* _Information provided_
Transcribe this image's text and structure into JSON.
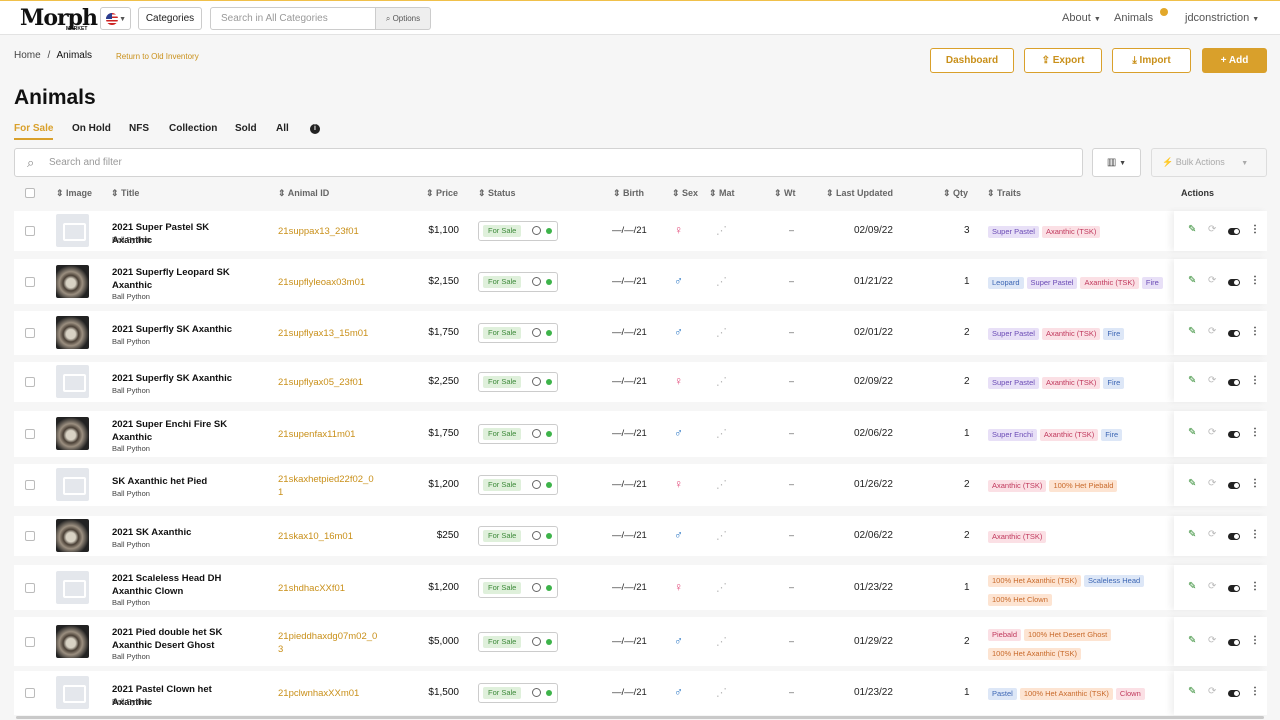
{
  "brand": {
    "logo": "Morph",
    "sub": "MARKET"
  },
  "topnav": {
    "categories_label": "Categories",
    "search_placeholder": "Search in All Categories",
    "options_label": "Options",
    "about_label": "About",
    "animals_label": "Animals",
    "user_label": "jdconstriction"
  },
  "breadcrumb": {
    "home": "Home",
    "sep": "/",
    "current": "Animals",
    "return_link": "Return to Old Inventory"
  },
  "toolbar": {
    "dashboard": "Dashboard",
    "export": "Export",
    "import": "Import",
    "add": "Add"
  },
  "page_title": "Animals",
  "tabs": [
    "For Sale",
    "On Hold",
    "NFS",
    "Collection",
    "Sold",
    "All"
  ],
  "filter_placeholder": "Search and filter",
  "bulk_actions": "Bulk Actions",
  "columns": {
    "image": "Image",
    "title": "Title",
    "animal_id": "Animal ID",
    "price": "Price",
    "status": "Status",
    "birth": "Birth",
    "sex": "Sex",
    "mat": "Mat",
    "wt": "Wt",
    "last_updated": "Last Updated",
    "qty": "Qty",
    "traits": "Traits",
    "actions": "Actions"
  },
  "colors": {
    "accent": "#d9a02b",
    "status_green": "#3db34a"
  },
  "rows": [
    {
      "title": "2021 Super Pastel SK Axanthic",
      "species": "Ball Python",
      "id": "21suppax13_23f01",
      "price": "$1,100",
      "status": "For Sale",
      "birth": "—/—/21",
      "sex": "♀",
      "sex_kind": "f",
      "wt": "–",
      "updated": "02/09/22",
      "qty": "3",
      "image": "placeholder",
      "traits": [
        {
          "t": "Super Pastel",
          "c": "purple"
        },
        {
          "t": "Axanthic (TSK)",
          "c": "pink"
        }
      ]
    },
    {
      "title": "2021 Superfly Leopard SK Axanthic",
      "species": "Ball Python",
      "id": "21supflyleoax03m01",
      "price": "$2,150",
      "status": "For Sale",
      "birth": "—/—/21",
      "sex": "♂",
      "sex_kind": "m",
      "wt": "–",
      "updated": "01/21/22",
      "qty": "1",
      "image": "photo",
      "traits": [
        {
          "t": "Leopard",
          "c": "blue"
        },
        {
          "t": "Super Pastel",
          "c": "purple"
        },
        {
          "t": "Axanthic (TSK)",
          "c": "pink"
        },
        {
          "t": "Fire",
          "c": "purple"
        }
      ]
    },
    {
      "title": "2021 Superfly SK Axanthic",
      "species": "Ball Python",
      "id": "21supflyax13_15m01",
      "price": "$1,750",
      "status": "For Sale",
      "birth": "—/—/21",
      "sex": "♂",
      "sex_kind": "m",
      "wt": "–",
      "updated": "02/01/22",
      "qty": "2",
      "image": "photo",
      "traits": [
        {
          "t": "Super Pastel",
          "c": "purple"
        },
        {
          "t": "Axanthic (TSK)",
          "c": "pink"
        },
        {
          "t": "Fire",
          "c": "blue"
        }
      ]
    },
    {
      "title": "2021 Superfly SK Axanthic",
      "species": "Ball Python",
      "id": "21supflyax05_23f01",
      "price": "$2,250",
      "status": "For Sale",
      "birth": "—/—/21",
      "sex": "♀",
      "sex_kind": "f",
      "wt": "–",
      "updated": "02/09/22",
      "qty": "2",
      "image": "placeholder",
      "traits": [
        {
          "t": "Super Pastel",
          "c": "purple"
        },
        {
          "t": "Axanthic (TSK)",
          "c": "pink"
        },
        {
          "t": "Fire",
          "c": "blue"
        }
      ]
    },
    {
      "title": "2021 Super Enchi Fire SK Axanthic",
      "species": "Ball Python",
      "id": "21supenfax11m01",
      "price": "$1,750",
      "status": "For Sale",
      "birth": "—/—/21",
      "sex": "♂",
      "sex_kind": "m",
      "wt": "–",
      "updated": "02/06/22",
      "qty": "1",
      "image": "photo",
      "traits": [
        {
          "t": "Super Enchi",
          "c": "purple"
        },
        {
          "t": "Axanthic (TSK)",
          "c": "pink"
        },
        {
          "t": "Fire",
          "c": "blue"
        }
      ]
    },
    {
      "title": "SK Axanthic het Pied",
      "species": "Ball Python",
      "id": "21skaxhetpied22f02_01",
      "price": "$1,200",
      "status": "For Sale",
      "birth": "—/—/21",
      "sex": "♀",
      "sex_kind": "f",
      "wt": "–",
      "updated": "01/26/22",
      "qty": "2",
      "image": "placeholder",
      "traits": [
        {
          "t": "Axanthic (TSK)",
          "c": "pink"
        },
        {
          "t": "100% Het Piebald",
          "c": "orange"
        }
      ]
    },
    {
      "title": "2021 SK Axanthic",
      "species": "Ball Python",
      "id": "21skax10_16m01",
      "price": "$250",
      "status": "For Sale",
      "birth": "—/—/21",
      "sex": "♂",
      "sex_kind": "m",
      "wt": "–",
      "updated": "02/06/22",
      "qty": "2",
      "image": "photo",
      "traits": [
        {
          "t": "Axanthic (TSK)",
          "c": "pink"
        }
      ]
    },
    {
      "title": "2021 Scaleless Head DH Axanthic Clown",
      "species": "Ball Python",
      "id": "21shdhacXXf01",
      "price": "$1,200",
      "status": "For Sale",
      "birth": "—/—/21",
      "sex": "♀",
      "sex_kind": "f",
      "wt": "–",
      "updated": "01/23/22",
      "qty": "1",
      "image": "placeholder",
      "traits": [
        {
          "t": "100% Het Axanthic (TSK)",
          "c": "orange"
        },
        {
          "t": "Scaleless Head",
          "c": "blue"
        },
        {
          "t": "100% Het Clown",
          "c": "orange"
        }
      ]
    },
    {
      "title": "2021 Pied double het SK Axanthic Desert Ghost",
      "species": "Ball Python",
      "id": "21pieddhaxdg07m02_03",
      "price": "$5,000",
      "status": "For Sale",
      "birth": "—/—/21",
      "sex": "♂",
      "sex_kind": "m",
      "wt": "–",
      "updated": "01/29/22",
      "qty": "2",
      "image": "photo",
      "traits": [
        {
          "t": "Piebald",
          "c": "pink"
        },
        {
          "t": "100% Het Desert Ghost",
          "c": "orange"
        },
        {
          "t": "100% Het Axanthic (TSK)",
          "c": "orange"
        }
      ]
    },
    {
      "title": "2021 Pastel Clown het Axanthic",
      "species": "Ball Python",
      "id": "21pclwnhaxXXm01",
      "price": "$1,500",
      "status": "For Sale",
      "birth": "—/—/21",
      "sex": "♂",
      "sex_kind": "m",
      "wt": "–",
      "updated": "01/23/22",
      "qty": "1",
      "image": "placeholder",
      "traits": [
        {
          "t": "Pastel",
          "c": "blue"
        },
        {
          "t": "100% Het Axanthic (TSK)",
          "c": "orange"
        },
        {
          "t": "Clown",
          "c": "pink"
        }
      ]
    }
  ]
}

* _Do this_
Only the number is wanted: how many lines in the data include the word "Leopard"?

* _Output below_
2